[TEXTO PARA LEER]:
···
Meanwhile, across the real Eastern bloc, in a series of listening stations, Soviet radio operators followed the Able Archer war game with increasing concern. Each radio signal sent was preceded by the message "Exercise... exercise... exercise". The Soviets picked up this but grew doubtful about whether this was in fact simply a game. In Moscow they began to ask if it was all a case of Maskirovka, or deception. The Soviet military commanders knew that the Warsaw Pact had its own contingency plans to attack the West under the cover of military exercises. This would deceive NATO into thinking there was no real threat. They now began to believe that the radio messages they were picking up from Able Archer 83 were a mirror image of their own plans. Maybe this has started out as a war game, but was it in reality intended to disguise plans to launch an actual assault on the Soviet Union?
Taylor Downing, The World at the Brink (El mundo al borde), 1983
Mientras tanto, en el bando del este, en una serie de estaciones de escucha, los operadores de radio soviéticos seguían el desarrollo de las maniobras Able Archer con creciente preocupación. Todas la señales de radio iban precedidas con el mensaje: «ensayo... ensayo... ensayo». Los soviéticos interceptaro esto pero comenzaron a sospechar que quizás se tratase de un caso de Maskiorovka o camuflage. Los comandantes militares soviéticos sabían que el Pacto de Varsovia tenía sus propios planes de contingencia para atacar a Occidente bajo el disfraz de unas maniobras militares. Esto engañaría a la OTAN, haciéndola creer que no había amenaza alguna. Ahora comenzaban a creer que los mensajes interceptados de Able Archer 83 era el reflejo especular de sus propios planes. Quizás al comienzo eran unas maniobras, pero tenían en realidad la intención de disfrazar un ataque real contra la Unión Soviética?
Les hablaba, en entradas anteriores de esta serie, de como el cine antinuclear se concentra en la década de los ochenta, salvo muy honrosas excepciones. No es casual, ni mucho menos. Tras el largo periodo de distensión entre la superpotencias que siguió a la crisis de los misiles de Cuba, el conflicto volvió a recrudecerse, coincidiendo con la invasión soviética de Afganistán y la llegada al poder en Occidente de dos personalidades tan intransigentes -y temerarias-, como Reagan y Tatcher. Fue, además, la primera vez que la férrea censura gubernamental sobre las consecuencias reales de la guerra nuclear se relajó un tanto, permitiendo que las poblaciones conociesen que no había esperanza tras el holocausto termonuclear: el invierno que le seguiría, provocado por la espesa capa de cenizas, emitida por los incendios, que envolvería la tierra, acabando con los pocos supervivientes que quedasen. No es de extrañar, por tanto, que fuese también la época de mayor fuerza y éxitos del movimiento pacifista, capaz de paralizar el despliegue, en Europa Occidental, de los misiles de crucero Pershing.
···
[INFORMACIÓN EXTRAÍDA]:

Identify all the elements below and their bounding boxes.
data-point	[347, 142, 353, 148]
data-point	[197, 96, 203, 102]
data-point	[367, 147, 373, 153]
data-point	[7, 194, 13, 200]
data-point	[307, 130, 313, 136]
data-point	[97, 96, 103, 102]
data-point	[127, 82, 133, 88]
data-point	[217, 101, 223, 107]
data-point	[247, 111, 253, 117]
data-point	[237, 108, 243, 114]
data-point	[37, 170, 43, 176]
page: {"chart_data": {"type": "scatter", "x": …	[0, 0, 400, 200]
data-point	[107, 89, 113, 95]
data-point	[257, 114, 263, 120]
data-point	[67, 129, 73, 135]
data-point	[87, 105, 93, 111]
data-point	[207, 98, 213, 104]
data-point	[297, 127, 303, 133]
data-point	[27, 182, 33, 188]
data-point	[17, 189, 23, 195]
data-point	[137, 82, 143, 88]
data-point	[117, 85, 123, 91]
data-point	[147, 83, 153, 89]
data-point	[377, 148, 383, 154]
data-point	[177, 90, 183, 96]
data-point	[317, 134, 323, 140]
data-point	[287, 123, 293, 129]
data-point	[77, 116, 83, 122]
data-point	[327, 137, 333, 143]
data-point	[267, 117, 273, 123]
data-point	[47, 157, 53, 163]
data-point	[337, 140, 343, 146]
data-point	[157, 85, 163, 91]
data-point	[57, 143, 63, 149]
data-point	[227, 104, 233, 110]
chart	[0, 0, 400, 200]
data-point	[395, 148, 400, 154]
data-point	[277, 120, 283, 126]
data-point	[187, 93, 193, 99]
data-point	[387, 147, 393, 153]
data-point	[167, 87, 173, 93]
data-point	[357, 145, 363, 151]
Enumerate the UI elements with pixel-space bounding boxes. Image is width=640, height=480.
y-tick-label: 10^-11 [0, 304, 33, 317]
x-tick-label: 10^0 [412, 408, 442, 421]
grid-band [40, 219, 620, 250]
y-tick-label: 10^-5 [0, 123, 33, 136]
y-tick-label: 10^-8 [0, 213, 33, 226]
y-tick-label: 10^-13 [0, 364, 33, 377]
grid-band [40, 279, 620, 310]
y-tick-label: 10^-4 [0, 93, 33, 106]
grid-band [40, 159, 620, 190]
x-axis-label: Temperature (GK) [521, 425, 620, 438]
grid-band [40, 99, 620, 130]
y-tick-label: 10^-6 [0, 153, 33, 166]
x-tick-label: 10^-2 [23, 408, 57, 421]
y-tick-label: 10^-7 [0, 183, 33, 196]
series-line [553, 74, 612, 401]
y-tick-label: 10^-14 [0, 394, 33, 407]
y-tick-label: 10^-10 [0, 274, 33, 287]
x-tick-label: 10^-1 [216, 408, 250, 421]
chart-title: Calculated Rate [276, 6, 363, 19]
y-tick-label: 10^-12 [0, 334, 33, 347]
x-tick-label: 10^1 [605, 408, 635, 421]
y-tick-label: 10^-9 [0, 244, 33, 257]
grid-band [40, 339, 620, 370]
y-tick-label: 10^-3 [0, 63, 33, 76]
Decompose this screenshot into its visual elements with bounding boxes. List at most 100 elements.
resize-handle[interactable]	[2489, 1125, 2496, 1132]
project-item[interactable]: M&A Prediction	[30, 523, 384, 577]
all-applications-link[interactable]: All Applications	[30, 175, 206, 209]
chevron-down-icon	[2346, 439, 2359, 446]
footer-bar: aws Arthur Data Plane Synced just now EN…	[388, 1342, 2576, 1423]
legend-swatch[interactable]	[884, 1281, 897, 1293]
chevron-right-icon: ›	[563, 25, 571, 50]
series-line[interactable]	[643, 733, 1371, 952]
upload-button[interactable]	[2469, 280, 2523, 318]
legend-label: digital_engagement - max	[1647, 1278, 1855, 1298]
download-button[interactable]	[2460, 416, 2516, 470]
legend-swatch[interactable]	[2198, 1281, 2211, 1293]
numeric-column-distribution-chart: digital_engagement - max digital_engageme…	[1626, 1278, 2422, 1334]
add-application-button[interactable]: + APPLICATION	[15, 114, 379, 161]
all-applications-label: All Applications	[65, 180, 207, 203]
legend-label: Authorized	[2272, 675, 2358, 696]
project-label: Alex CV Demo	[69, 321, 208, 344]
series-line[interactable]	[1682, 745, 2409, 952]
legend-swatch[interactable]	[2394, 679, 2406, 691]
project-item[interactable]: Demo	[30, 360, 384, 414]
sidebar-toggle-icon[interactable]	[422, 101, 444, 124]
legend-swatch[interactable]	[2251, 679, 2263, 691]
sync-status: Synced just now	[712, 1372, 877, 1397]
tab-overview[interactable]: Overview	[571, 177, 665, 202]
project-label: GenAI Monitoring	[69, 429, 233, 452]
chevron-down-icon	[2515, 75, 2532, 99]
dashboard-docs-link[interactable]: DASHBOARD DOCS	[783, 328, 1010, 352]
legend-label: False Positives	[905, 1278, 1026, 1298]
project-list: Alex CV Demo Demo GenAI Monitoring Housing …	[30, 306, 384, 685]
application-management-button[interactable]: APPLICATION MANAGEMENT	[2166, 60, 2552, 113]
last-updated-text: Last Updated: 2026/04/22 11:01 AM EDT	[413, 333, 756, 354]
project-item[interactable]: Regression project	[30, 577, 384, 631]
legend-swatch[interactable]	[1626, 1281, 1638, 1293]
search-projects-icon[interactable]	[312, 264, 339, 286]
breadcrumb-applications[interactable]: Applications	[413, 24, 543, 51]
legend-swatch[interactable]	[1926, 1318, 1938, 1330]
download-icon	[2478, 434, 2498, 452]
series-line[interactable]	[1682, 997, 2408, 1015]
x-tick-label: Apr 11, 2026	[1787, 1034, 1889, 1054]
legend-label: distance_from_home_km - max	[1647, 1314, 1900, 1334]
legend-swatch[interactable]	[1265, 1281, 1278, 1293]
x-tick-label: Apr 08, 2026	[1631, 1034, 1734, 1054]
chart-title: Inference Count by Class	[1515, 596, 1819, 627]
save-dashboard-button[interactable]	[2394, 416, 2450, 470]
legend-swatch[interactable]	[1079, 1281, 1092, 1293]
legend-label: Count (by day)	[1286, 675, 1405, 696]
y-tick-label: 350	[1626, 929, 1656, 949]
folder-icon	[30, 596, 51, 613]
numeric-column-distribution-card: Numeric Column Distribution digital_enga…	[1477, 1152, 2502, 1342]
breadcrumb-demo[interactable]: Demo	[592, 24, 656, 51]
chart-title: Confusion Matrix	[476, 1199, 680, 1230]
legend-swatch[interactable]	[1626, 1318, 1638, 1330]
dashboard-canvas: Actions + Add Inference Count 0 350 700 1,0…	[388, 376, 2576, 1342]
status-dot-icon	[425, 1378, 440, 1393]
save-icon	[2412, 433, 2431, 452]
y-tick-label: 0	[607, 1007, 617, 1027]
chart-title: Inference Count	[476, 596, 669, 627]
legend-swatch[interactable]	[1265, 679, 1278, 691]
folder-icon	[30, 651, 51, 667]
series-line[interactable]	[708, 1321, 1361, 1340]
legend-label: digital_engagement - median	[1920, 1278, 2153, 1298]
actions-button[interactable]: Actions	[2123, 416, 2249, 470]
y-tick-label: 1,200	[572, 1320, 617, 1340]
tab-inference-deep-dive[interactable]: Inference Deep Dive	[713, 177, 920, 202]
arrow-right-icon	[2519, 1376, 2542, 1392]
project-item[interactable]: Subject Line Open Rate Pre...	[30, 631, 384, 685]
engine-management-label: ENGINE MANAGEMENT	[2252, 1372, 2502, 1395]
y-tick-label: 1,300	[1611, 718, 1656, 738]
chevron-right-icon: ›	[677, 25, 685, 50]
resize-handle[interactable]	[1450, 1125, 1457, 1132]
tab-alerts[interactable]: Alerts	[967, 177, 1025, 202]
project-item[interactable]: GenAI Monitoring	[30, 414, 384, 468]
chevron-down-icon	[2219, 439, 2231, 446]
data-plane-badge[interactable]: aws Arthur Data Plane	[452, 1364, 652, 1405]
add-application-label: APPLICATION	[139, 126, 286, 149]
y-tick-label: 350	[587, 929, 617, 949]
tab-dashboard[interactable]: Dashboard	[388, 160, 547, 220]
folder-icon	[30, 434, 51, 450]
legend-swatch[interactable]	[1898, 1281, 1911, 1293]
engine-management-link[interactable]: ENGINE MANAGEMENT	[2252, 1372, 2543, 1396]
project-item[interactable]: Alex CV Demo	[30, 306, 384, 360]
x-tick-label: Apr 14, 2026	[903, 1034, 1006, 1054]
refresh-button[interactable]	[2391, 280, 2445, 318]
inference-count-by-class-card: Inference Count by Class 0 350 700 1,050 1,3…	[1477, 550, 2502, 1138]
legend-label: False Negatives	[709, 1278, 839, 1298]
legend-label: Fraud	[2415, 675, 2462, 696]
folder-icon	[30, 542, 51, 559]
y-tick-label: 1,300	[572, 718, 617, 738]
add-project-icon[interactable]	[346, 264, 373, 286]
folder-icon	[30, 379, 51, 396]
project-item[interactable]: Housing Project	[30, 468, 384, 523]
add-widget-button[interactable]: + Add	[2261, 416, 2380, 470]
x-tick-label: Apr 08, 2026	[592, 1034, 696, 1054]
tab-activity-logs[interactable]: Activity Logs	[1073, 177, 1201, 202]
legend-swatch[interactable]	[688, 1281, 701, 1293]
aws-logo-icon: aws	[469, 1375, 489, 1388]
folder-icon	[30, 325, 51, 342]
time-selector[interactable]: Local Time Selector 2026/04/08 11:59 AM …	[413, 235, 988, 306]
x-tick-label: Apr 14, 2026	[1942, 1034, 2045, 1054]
···
[PREGUNTAS]:
1. Reproduce del texto sobre las maniobras Able Archer el tramo que va desde "Meanwhile, across the" hasta "the Soviet Union?".
2. En la versión en español del texto sobre las maniobras Able Archer, ¿qué mensaje precedía a todas las señales de radio?

[RESPUESTAS POR TAREA]:
1.
Meanwhile, across the real Eastern bloc, in a series of listening stations, Soviet radio operators followed the Able Archer war game with increasing concern. Each radio signal sent was preceded by the message "Exercise... exercise... exercise". The Soviets picked up this but grew doubtful about whether this was in fact simply a game. In Moscow they began to ask if it was all a case of Maskirovka, or deception. The Soviet military commanders knew that the Warsaw Pact had its own contingency plans to attack the West under the cover of military exercises. This would deceive NATO into thinking there was no real threat. They now began to believe that the radio messages they were picking up from Able Archer 83 were a mirror image of their own plans. Maybe this has started out as a war game, but was it in reality intended to disguise plans to launch an actual assault on the Soviet Union?

2. El mensaje «ensayo... ensayo... ensayo».